PROBLEM REQUIREMENTS
Write out the data again in full, exactly as it reads.

AVAILABLE DATA
:::::

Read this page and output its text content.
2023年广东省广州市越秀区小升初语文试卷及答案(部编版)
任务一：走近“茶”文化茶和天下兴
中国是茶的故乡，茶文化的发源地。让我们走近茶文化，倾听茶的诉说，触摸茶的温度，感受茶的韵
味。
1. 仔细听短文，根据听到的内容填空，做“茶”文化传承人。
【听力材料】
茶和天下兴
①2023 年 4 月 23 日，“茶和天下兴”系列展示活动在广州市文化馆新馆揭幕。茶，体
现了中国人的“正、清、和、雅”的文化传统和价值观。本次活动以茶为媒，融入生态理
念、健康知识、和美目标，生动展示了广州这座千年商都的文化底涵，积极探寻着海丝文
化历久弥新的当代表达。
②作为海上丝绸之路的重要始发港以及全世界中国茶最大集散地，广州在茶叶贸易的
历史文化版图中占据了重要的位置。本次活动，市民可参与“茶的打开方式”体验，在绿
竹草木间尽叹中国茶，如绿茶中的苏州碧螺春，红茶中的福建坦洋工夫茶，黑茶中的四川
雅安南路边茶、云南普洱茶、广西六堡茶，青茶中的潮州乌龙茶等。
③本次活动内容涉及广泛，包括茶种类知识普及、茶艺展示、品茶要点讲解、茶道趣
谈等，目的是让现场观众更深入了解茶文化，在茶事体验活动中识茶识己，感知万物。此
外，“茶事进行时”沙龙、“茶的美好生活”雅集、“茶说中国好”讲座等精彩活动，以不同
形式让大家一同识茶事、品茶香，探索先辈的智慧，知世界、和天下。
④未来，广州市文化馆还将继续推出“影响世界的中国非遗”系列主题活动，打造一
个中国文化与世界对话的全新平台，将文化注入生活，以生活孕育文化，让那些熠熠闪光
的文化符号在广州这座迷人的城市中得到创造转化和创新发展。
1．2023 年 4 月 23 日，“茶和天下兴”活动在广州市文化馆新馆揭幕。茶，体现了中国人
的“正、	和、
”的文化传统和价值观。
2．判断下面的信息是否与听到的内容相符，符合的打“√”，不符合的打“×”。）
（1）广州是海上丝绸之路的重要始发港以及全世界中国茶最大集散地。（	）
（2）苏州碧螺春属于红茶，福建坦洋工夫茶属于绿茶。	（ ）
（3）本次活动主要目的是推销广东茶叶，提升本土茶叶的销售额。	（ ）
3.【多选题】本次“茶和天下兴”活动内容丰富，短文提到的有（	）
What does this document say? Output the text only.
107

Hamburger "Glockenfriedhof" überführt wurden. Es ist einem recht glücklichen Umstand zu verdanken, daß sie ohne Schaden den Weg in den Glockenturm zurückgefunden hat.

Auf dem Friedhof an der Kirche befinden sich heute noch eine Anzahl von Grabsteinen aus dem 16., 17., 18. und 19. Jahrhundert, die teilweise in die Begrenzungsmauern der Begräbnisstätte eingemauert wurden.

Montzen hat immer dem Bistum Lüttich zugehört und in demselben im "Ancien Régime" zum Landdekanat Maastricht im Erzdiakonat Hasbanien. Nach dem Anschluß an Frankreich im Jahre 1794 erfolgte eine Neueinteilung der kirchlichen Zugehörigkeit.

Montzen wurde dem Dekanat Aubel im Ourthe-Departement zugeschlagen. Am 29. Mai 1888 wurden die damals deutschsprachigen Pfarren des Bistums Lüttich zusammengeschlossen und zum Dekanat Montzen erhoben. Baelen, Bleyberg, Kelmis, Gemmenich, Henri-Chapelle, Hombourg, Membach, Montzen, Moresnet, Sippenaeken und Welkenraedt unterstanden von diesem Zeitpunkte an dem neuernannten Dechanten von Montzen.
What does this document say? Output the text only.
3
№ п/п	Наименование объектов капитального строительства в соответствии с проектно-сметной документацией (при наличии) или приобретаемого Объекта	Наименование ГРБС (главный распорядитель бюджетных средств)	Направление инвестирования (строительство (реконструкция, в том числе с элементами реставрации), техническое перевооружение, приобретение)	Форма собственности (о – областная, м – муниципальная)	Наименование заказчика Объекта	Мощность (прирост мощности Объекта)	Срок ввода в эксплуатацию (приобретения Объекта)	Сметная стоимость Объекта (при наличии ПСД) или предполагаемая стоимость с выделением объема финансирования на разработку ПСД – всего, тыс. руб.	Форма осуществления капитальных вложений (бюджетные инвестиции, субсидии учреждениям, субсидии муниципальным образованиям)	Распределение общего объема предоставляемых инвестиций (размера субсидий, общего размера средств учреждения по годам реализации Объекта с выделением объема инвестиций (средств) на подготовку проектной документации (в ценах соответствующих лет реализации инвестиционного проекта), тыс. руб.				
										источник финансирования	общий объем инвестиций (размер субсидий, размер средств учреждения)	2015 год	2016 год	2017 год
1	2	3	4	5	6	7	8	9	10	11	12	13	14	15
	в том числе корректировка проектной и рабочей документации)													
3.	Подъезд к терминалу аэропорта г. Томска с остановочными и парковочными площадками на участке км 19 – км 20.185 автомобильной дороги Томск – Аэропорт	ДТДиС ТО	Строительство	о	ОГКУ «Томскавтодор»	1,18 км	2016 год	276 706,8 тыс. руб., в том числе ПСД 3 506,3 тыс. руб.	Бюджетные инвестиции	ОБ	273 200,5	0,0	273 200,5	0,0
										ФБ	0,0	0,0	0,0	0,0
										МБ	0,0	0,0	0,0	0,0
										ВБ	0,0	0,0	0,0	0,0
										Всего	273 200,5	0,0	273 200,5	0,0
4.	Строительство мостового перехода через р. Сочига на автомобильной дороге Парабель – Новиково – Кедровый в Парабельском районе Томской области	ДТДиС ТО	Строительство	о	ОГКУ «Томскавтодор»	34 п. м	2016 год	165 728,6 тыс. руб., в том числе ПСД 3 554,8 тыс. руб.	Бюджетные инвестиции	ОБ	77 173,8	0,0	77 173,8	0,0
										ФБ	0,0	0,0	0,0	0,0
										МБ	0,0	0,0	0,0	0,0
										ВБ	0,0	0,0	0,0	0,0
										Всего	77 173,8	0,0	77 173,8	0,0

:::::

REPLY TO THE EXERCISE
Read this page and output its text content.
2023年广东省广州市越秀区小升初语文试卷及答案(部编版)
任务一：走近“茶”文化茶和天下兴
中国是茶的故乡，茶文化的发源地。让我们走近茶文化，倾听茶的诉说，触摸茶的温度，感受茶的韵
味。
1. 仔细听短文，根据听到的内容填空，做“茶”文化传承人。
【听力材料】
茶和天下兴
①2023 年 4 月 23 日，“茶和天下兴”系列展示活动在广州市文化馆新馆揭幕。茶，体
现了中国人的“正、清、和、雅”的文化传统和价值观。本次活动以茶为媒，融入生态理
念、健康知识、和美目标，生动展示了广州这座千年商都的文化底涵，积极探寻着海丝文
化历久弥新的当代表达。
②作为海上丝绸之路的重要始发港以及全世界中国茶最大集散地，广州在茶叶贸易的
历史文化版图中占据了重要的位置。本次活动，市民可参与“茶的打开方式”体验，在绿
竹草木间尽叹中国茶，如绿茶中的苏州碧螺春，红茶中的福建坦洋工夫茶，黑茶中的四川
雅安南路边茶、云南普洱茶、广西六堡茶，青茶中的潮州乌龙茶等。
③本次活动内容涉及广泛，包括茶种类知识普及、茶艺展示、品茶要点讲解、茶道趣
谈等，目的是让现场观众更深入了解茶文化，在茶事体验活动中识茶识己，感知万物。此
外，“茶事进行时”沙龙、“茶的美好生活”雅集、“茶说中国好”讲座等精彩活动，以不同
形式让大家一同识茶事、品茶香，探索先辈的智慧，知世界、和天下。
④未来，广州市文化馆还将继续推出“影响世界的中国非遗”系列主题活动，打造一
个中国文化与世界对话的全新平台，将文化注入生活，以生活孕育文化，让那些熠熠闪光
的文化符号在广州这座迷人的城市中得到创造转化和创新发展。
1．2023 年 4 月 23 日，“茶和天下兴”活动在广州市文化馆新馆揭幕。茶，体现了中国人
的“正、	和、
”的文化传统和价值观。
2．判断下面的信息是否与听到的内容相符，符合的打“√”，不符合的打“×”。）
（1）广州是海上丝绸之路的重要始发港以及全世界中国茶最大集散地。（	）
（2）苏州碧螺春属于红茶，福建坦洋工夫茶属于绿茶。	（ ）
（3）本次活动主要目的是推销广东茶叶，提升本土茶叶的销售额。	（ ）
3.【多选题】本次“茶和天下兴”活动内容丰富，短文提到的有（	）
What does this document say? Output the text only.
107

Hamburger "Glockenfriedhof" überführt wurden. Es ist einem recht glücklichen Umstand zu verdanken, daß sie ohne Schaden den Weg in den Glockenturm zurückgefunden hat.

Auf dem Friedhof an der Kirche befinden sich heute noch eine Anzahl von Grabsteinen aus dem 16., 17., 18. und 19. Jahrhundert, die teilweise in die Begrenzungsmauern der Begräbnisstätte eingemauert wurden.

Montzen hat immer dem Bistum Lüttich zugehört und in demselben im "Ancien Régime" zum Landdekanat Maastricht im Erzdiakonat Hasbanien. Nach dem Anschluß an Frankreich im Jahre 1794 erfolgte eine Neueinteilung der kirchlichen Zugehörigkeit.

Montzen wurde dem Dekanat Aubel im Ourthe-Departement zugeschlagen. Am 29. Mai 1888 wurden die damals deutschsprachigen Pfarren des Bistums Lüttich zusammengeschlossen und zum Dekanat Montzen erhoben. Baelen, Bleyberg, Kelmis, Gemmenich, Henri-Chapelle, Hombourg, Membach, Montzen, Moresnet, Sippenaeken und Welkenraedt unterstanden von diesem Zeitpunkte an dem neuernannten Dechanten von Montzen.
What does this document say? Output the text only.
3
№ п/п	Наименование объектов капитального строительства в соответствии с проектно-сметной документацией (при наличии) или приобретаемого Объекта	Наименование ГРБС (главный распорядитель бюджетных средств)	Направление инвестирования (строительство (реконструкция, в том числе с элементами реставрации), техническое перевооружение, приобретение)	Форма собственности (о – областная, м – муниципальная)	Наименование заказчика Объекта	Мощность (прирост мощности Объекта)	Срок ввода в эксплуатацию (приобретения Объекта)	Сметная стоимость Объекта (при наличии ПСД) или предполагаемая стоимость с выделением объема финансирования на разработку ПСД – всего, тыс. руб.	Форма осуществления капитальных вложений (бюджетные инвестиции, субсидии учреждениям, субсидии муниципальным образованиям)	Распределение общего объема предоставляемых инвестиций (размера субсидий, общего размера средств учреждения по годам реализации Объекта с выделением объема инвестиций (средств) на подготовку проектной документации (в ценах соответствующих лет реализации инвестиционного проекта), тыс. руб.				
										источник финансирования	общий объем инвестиций (размер субсидий, размер средств учреждения)	2015 год	2016 год	2017 год
1	2	3	4	5	6	7	8	9	10	11	12	13	14	15
	в том числе корректировка проектной и рабочей документации)													
3.	Подъезд к терминалу аэропорта г. Томска с остановочными и парковочными площадками на участке км 19 – км 20.185 автомобильной дороги Томск – Аэропорт	ДТДиС ТО	Строительство	о	ОГКУ «Томскавтодор»	1,18 км	2016 год	276 706,8 тыс. руб., в том числе ПСД 3 506,3 тыс. руб.	Бюджетные инвестиции	ОБ	273 200,5	0,0	273 200,5	0,0
										ФБ	0,0	0,0	0,0	0,0
										МБ	0,0	0,0	0,0	0,0
										ВБ	0,0	0,0	0,0	0,0
										Всего	273 200,5	0,0	273 200,5	0,0
4.	Строительство мостового перехода через р. Сочига на автомобильной дороге Парабель – Новиково – Кедровый в Парабельском районе Томской области	ДТДиС ТО	Строительство	о	ОГКУ «Томскавтодор»	34 п. м	2016 год	165 728,6 тыс. руб., в том числе ПСД 3 554,8 тыс. руб.	Бюджетные инвестиции	ОБ	77 173,8	0,0	77 173,8	0,0
										ФБ	0,0	0,0	0,0	0,0
										МБ	0,0	0,0	0,0	0,0
										ВБ	0,0	0,0	0,0	0,0
										Всего	77 173,8	0,0	77 173,8	0,0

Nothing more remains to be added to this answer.